## Task
Each entry below should be reproduced character for character.

Source records
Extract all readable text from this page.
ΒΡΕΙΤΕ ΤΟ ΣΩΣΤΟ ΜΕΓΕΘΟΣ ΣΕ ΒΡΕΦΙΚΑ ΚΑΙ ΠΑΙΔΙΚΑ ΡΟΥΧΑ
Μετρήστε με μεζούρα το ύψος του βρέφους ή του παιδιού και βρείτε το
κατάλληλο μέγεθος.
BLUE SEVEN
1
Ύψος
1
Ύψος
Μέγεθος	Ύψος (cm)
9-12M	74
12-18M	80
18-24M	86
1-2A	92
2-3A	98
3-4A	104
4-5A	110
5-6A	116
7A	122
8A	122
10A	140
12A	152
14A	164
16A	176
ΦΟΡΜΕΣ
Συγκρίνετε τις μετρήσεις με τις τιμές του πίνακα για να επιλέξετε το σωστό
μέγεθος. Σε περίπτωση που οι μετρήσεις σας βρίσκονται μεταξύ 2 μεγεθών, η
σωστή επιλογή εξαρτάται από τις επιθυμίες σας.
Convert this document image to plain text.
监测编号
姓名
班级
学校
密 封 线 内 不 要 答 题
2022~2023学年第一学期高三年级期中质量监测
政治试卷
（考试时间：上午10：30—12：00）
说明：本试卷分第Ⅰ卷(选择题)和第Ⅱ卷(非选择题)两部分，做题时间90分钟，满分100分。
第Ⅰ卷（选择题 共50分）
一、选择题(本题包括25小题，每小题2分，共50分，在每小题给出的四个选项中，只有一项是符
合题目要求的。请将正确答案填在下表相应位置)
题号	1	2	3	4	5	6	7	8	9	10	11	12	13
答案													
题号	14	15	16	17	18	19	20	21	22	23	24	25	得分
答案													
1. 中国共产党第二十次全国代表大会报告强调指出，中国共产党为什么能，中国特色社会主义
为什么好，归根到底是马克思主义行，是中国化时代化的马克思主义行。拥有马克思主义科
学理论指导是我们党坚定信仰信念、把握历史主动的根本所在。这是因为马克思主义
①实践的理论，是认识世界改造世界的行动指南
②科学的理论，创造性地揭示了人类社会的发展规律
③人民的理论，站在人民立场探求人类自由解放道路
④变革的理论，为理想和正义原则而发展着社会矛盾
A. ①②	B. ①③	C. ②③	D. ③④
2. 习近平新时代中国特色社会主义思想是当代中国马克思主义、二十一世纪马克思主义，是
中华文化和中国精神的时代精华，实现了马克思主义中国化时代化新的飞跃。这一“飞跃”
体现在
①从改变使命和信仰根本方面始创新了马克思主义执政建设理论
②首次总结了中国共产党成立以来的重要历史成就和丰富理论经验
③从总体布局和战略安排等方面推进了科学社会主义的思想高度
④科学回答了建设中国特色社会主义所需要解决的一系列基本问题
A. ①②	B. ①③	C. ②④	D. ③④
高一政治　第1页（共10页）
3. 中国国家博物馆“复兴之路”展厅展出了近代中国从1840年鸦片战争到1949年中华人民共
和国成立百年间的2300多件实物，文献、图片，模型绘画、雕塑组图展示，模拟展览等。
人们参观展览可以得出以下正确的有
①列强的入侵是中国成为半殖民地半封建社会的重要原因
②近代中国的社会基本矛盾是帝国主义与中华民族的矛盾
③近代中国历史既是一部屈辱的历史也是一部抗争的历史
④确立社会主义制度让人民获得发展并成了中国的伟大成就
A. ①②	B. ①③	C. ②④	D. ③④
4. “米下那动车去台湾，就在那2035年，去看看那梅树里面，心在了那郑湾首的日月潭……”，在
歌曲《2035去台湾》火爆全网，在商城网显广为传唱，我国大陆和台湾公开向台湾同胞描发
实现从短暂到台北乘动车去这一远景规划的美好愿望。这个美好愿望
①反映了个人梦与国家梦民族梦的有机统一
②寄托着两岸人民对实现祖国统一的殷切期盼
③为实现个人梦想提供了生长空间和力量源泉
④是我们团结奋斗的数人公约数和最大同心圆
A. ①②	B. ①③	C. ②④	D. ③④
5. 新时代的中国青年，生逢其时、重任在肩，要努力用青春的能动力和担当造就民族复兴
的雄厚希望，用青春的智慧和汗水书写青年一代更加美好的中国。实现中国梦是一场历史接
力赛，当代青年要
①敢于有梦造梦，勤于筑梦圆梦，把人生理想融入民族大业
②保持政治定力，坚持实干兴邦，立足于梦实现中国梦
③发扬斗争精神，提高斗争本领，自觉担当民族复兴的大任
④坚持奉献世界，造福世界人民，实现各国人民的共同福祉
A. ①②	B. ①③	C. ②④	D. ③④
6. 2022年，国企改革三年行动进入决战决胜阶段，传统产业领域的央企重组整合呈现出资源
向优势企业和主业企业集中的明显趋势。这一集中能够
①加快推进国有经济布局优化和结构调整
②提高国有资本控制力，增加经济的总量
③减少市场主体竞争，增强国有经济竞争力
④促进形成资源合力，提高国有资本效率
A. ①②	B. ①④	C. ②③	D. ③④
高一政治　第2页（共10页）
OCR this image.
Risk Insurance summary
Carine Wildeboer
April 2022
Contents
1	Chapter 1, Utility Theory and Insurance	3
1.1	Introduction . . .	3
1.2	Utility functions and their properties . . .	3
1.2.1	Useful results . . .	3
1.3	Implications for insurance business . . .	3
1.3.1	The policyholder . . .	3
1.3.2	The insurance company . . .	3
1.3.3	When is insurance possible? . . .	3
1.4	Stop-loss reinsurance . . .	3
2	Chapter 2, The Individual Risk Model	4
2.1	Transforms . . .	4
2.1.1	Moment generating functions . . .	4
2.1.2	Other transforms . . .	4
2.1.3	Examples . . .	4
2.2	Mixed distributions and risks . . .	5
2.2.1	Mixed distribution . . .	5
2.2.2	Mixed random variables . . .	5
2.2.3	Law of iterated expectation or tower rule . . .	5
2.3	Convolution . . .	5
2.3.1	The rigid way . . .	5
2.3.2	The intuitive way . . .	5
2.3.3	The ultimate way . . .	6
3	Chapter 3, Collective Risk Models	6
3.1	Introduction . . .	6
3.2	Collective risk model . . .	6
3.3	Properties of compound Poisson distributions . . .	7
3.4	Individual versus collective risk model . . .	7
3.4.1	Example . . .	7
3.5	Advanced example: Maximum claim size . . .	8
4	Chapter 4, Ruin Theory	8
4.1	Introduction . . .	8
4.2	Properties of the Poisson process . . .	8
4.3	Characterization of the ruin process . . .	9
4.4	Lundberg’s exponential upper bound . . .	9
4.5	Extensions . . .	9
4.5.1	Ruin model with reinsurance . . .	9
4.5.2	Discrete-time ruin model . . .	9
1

## Output for this exercise
Extract all readable text from this page.
ΒΡΕΙΤΕ ΤΟ ΣΩΣΤΟ ΜΕΓΕΘΟΣ ΣΕ ΒΡΕΦΙΚΑ ΚΑΙ ΠΑΙΔΙΚΑ ΡΟΥΧΑ
Μετρήστε με μεζούρα το ύψος του βρέφους ή του παιδιού και βρείτε το
κατάλληλο μέγεθος.
BLUE SEVEN
1
Ύψος
1
Ύψος
Μέγεθος	Ύψος (cm)
9-12M	74
12-18M	80
18-24M	86
1-2A	92
2-3A	98
3-4A	104
4-5A	110
5-6A	116
7A	122
8A	122
10A	140
12A	152
14A	164
16A	176
ΦΟΡΜΕΣ
Συγκρίνετε τις μετρήσεις με τις τιμές του πίνακα για να επιλέξετε το σωστό
μέγεθος. Σε περίπτωση που οι μετρήσεις σας βρίσκονται μεταξύ 2 μεγεθών, η
σωστή επιλογή εξαρτάται από τις επιθυμίες σας.
Convert this document image to plain text.
监测编号
姓名
班级
学校
密 封 线 内 不 要 答 题
2022~2023学年第一学期高三年级期中质量监测
政治试卷
（考试时间：上午10：30—12：00）
说明：本试卷分第Ⅰ卷(选择题)和第Ⅱ卷(非选择题)两部分，做题时间90分钟，满分100分。
第Ⅰ卷（选择题 共50分）
一、选择题(本题包括25小题，每小题2分，共50分，在每小题给出的四个选项中，只有一项是符
合题目要求的。请将正确答案填在下表相应位置)
题号	1	2	3	4	5	6	7	8	9	10	11	12	13
答案													
题号	14	15	16	17	18	19	20	21	22	23	24	25	得分
答案													
1. 中国共产党第二十次全国代表大会报告强调指出，中国共产党为什么能，中国特色社会主义
为什么好，归根到底是马克思主义行，是中国化时代化的马克思主义行。拥有马克思主义科
学理论指导是我们党坚定信仰信念、把握历史主动的根本所在。这是因为马克思主义
①实践的理论，是认识世界改造世界的行动指南
②科学的理论，创造性地揭示了人类社会的发展规律
③人民的理论，站在人民立场探求人类自由解放道路
④变革的理论，为理想和正义原则而发展着社会矛盾
A. ①②	B. ①③	C. ②③	D. ③④
2. 习近平新时代中国特色社会主义思想是当代中国马克思主义、二十一世纪马克思主义，是
中华文化和中国精神的时代精华，实现了马克思主义中国化时代化新的飞跃。这一“飞跃”
体现在
①从改变使命和信仰根本方面始创新了马克思主义执政建设理论
②首次总结了中国共产党成立以来的重要历史成就和丰富理论经验
③从总体布局和战略安排等方面推进了科学社会主义的思想高度
④科学回答了建设中国特色社会主义所需要解决的一系列基本问题
A. ①②	B. ①③	C. ②④	D. ③④
高一政治　第1页（共10页）
3. 中国国家博物馆“复兴之路”展厅展出了近代中国从1840年鸦片战争到1949年中华人民共
和国成立百年间的2300多件实物，文献、图片，模型绘画、雕塑组图展示，模拟展览等。
人们参观展览可以得出以下正确的有
①列强的入侵是中国成为半殖民地半封建社会的重要原因
②近代中国的社会基本矛盾是帝国主义与中华民族的矛盾
③近代中国历史既是一部屈辱的历史也是一部抗争的历史
④确立社会主义制度让人民获得发展并成了中国的伟大成就
A. ①②	B. ①③	C. ②④	D. ③④
4. “米下那动车去台湾，就在那2035年，去看看那梅树里面，心在了那郑湾首的日月潭……”，在
歌曲《2035去台湾》火爆全网，在商城网显广为传唱，我国大陆和台湾公开向台湾同胞描发
实现从短暂到台北乘动车去这一远景规划的美好愿望。这个美好愿望
①反映了个人梦与国家梦民族梦的有机统一
②寄托着两岸人民对实现祖国统一的殷切期盼
③为实现个人梦想提供了生长空间和力量源泉
④是我们团结奋斗的数人公约数和最大同心圆
A. ①②	B. ①③	C. ②④	D. ③④
5. 新时代的中国青年，生逢其时、重任在肩，要努力用青春的能动力和担当造就民族复兴
的雄厚希望，用青春的智慧和汗水书写青年一代更加美好的中国。实现中国梦是一场历史接
力赛，当代青年要
①敢于有梦造梦，勤于筑梦圆梦，把人生理想融入民族大业
②保持政治定力，坚持实干兴邦，立足于梦实现中国梦
③发扬斗争精神，提高斗争本领，自觉担当民族复兴的大任
④坚持奉献世界，造福世界人民，实现各国人民的共同福祉
A. ①②	B. ①③	C. ②④	D. ③④
6. 2022年，国企改革三年行动进入决战决胜阶段，传统产业领域的央企重组整合呈现出资源
向优势企业和主业企业集中的明显趋势。这一集中能够
①加快推进国有经济布局优化和结构调整
②提高国有资本控制力，增加经济的总量
③减少市场主体竞争，增强国有经济竞争力
④促进形成资源合力，提高国有资本效率
A. ①②	B. ①④	C. ②③	D. ③④
高一政治　第2页（共10页）
OCR this image.
Risk Insurance summary
Carine Wildeboer
April 2022
Contents
1	Chapter 1, Utility Theory and Insurance	3
1.1	Introduction . . .	3
1.2	Utility functions and their properties . . .	3
1.2.1	Useful results . . .	3
1.3	Implications for insurance business . . .	3
1.3.1	The policyholder . . .	3
1.3.2	The insurance company . . .	3
1.3.3	When is insurance possible? . . .	3
1.4	Stop-loss reinsurance . . .	3
2	Chapter 2, The Individual Risk Model	4
2.1	Transforms . . .	4
2.1.1	Moment generating functions . . .	4
2.1.2	Other transforms . . .	4
2.1.3	Examples . . .	4
2.2	Mixed distributions and risks . . .	5
2.2.1	Mixed distribution . . .	5
2.2.2	Mixed random variables . . .	5
2.2.3	Law of iterated expectation or tower rule . . .	5
2.3	Convolution . . .	5
2.3.1	The rigid way . . .	5
2.3.2	The intuitive way . . .	5
2.3.3	The ultimate way . . .	6
3	Chapter 3, Collective Risk Models	6
3.1	Introduction . . .	6
3.2	Collective risk model . . .	6
3.3	Properties of compound Poisson distributions . . .	7
3.4	Individual versus collective risk model . . .	7
3.4.1	Example . . .	7
3.5	Advanced example: Maximum claim size . . .	8
4	Chapter 4, Ruin Theory	8
4.1	Introduction . . .	8
4.2	Properties of the Poisson process . . .	8
4.3	Characterization of the ruin process . . .	9
4.4	Lundberg’s exponential upper bound . . .	9
4.5	Extensions . . .	9
4.5.1	Ruin model with reinsurance . . .	9
4.5.2	Discrete-time ruin model . . .	9
1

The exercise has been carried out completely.